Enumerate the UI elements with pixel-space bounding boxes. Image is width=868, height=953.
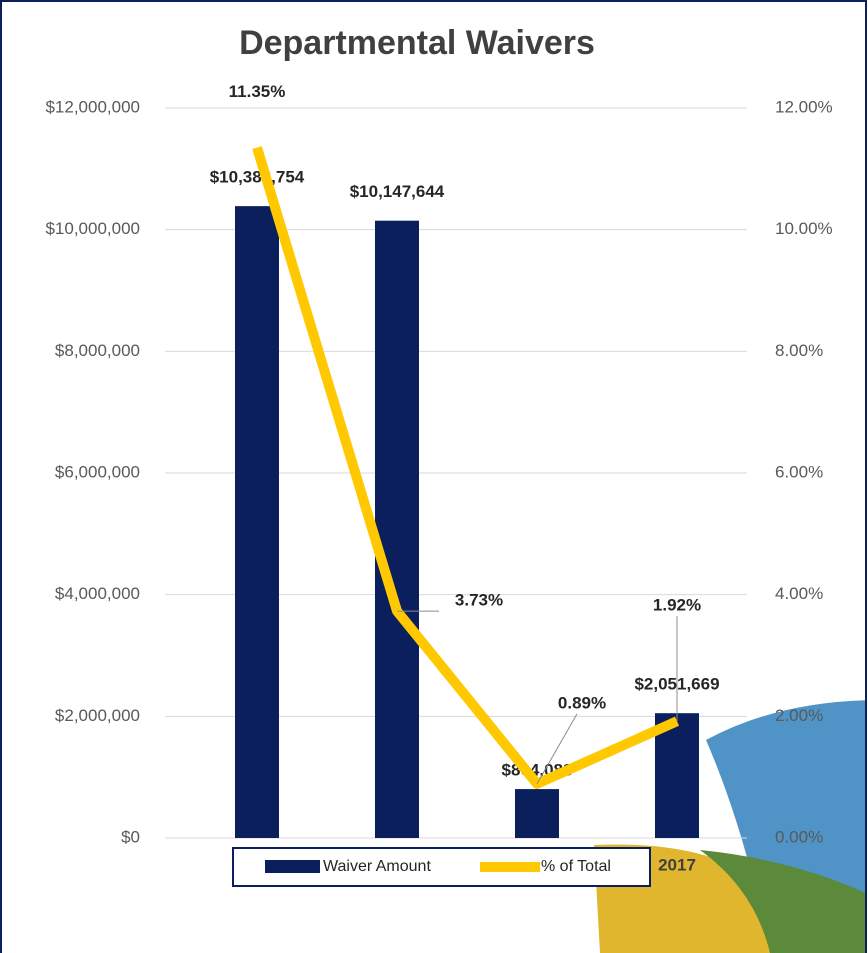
y2-tick-label: 2.00% [775, 706, 823, 725]
y-tick-label: $6,000,000 [55, 462, 140, 481]
legend: Waiver Amount % of Total [233, 848, 650, 886]
data-label: 3.73% [455, 591, 503, 610]
y2-tick-label: 10.00% [775, 219, 833, 238]
y-tick-label: $4,000,000 [55, 584, 140, 603]
y-tick-label: $2,000,000 [55, 706, 140, 725]
y2-tick-label: 8.00% [775, 341, 823, 360]
y-tick-label: $10,000,000 [45, 219, 140, 238]
data-label: $10,147,644 [350, 182, 445, 201]
line [257, 148, 677, 784]
chart: Departmental Waivers $0 $2,000,000 $4,000,… [0, 0, 868, 953]
bar [515, 789, 559, 838]
y-tick-label: $12,000,000 [45, 97, 140, 116]
legend-swatch [265, 860, 320, 873]
y2-tick-label: 0.00% [775, 827, 823, 846]
data-label: 1.92% [653, 596, 701, 615]
y2-tick-label: 12.00% [775, 97, 833, 116]
y2-tick-label: 4.00% [775, 584, 823, 603]
legend-label: % of Total [541, 858, 611, 875]
data-label: $10,386,754 [210, 168, 305, 187]
chart-title: Departmental Waivers [239, 24, 595, 62]
y-tick-label: $8,000,000 [55, 341, 140, 360]
data-label: 0.89% [558, 693, 606, 712]
legend-label: Waiver Amount [323, 858, 431, 875]
x-tick-label: 2017 [658, 855, 696, 874]
y2-tick-label: 6.00% [775, 462, 823, 481]
bar [375, 221, 419, 838]
y-tick-label: $0 [121, 827, 140, 846]
data-label: 11.35% [229, 82, 286, 101]
bar [235, 206, 279, 838]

#####

## EXERCISE GOAL
Retype all of the lines above without changing anything, but leave the picture out.

## COMPLETE OUTPUT
Enumerate the UI elements with pixel-space bounding boxes. Image is width=868, height=953.
y2-tick-label: 2.00% [775, 706, 823, 725]
y-tick-label: $6,000,000 [55, 462, 140, 481]
legend: Waiver Amount % of Total [233, 848, 650, 886]
data-label: 3.73% [455, 591, 503, 610]
y2-tick-label: 10.00% [775, 219, 833, 238]
y-tick-label: $4,000,000 [55, 584, 140, 603]
y-tick-label: $2,000,000 [55, 706, 140, 725]
y2-tick-label: 8.00% [775, 341, 823, 360]
y-tick-label: $10,000,000 [45, 219, 140, 238]
data-label: $10,147,644 [350, 182, 445, 201]
line [257, 148, 677, 784]
chart: Departmental Waivers $0 $2,000,000 $4,000,… [0, 0, 868, 953]
bar [515, 789, 559, 838]
y-tick-label: $12,000,000 [45, 97, 140, 116]
legend-swatch [265, 860, 320, 873]
y2-tick-label: 0.00% [775, 827, 823, 846]
data-label: 1.92% [653, 596, 701, 615]
y2-tick-label: 12.00% [775, 97, 833, 116]
y2-tick-label: 4.00% [775, 584, 823, 603]
legend-label: % of Total [541, 858, 611, 875]
data-label: $10,386,754 [210, 168, 305, 187]
chart-title: Departmental Waivers [239, 24, 595, 62]
y-tick-label: $8,000,000 [55, 341, 140, 360]
data-label: 0.89% [558, 693, 606, 712]
legend-label: Waiver Amount [323, 858, 431, 875]
x-tick-label: 2017 [658, 855, 696, 874]
y2-tick-label: 6.00% [775, 462, 823, 481]
bar [375, 221, 419, 838]
y-tick-label: $0 [121, 827, 140, 846]
data-label: 11.35% [229, 82, 286, 101]
bar [235, 206, 279, 838]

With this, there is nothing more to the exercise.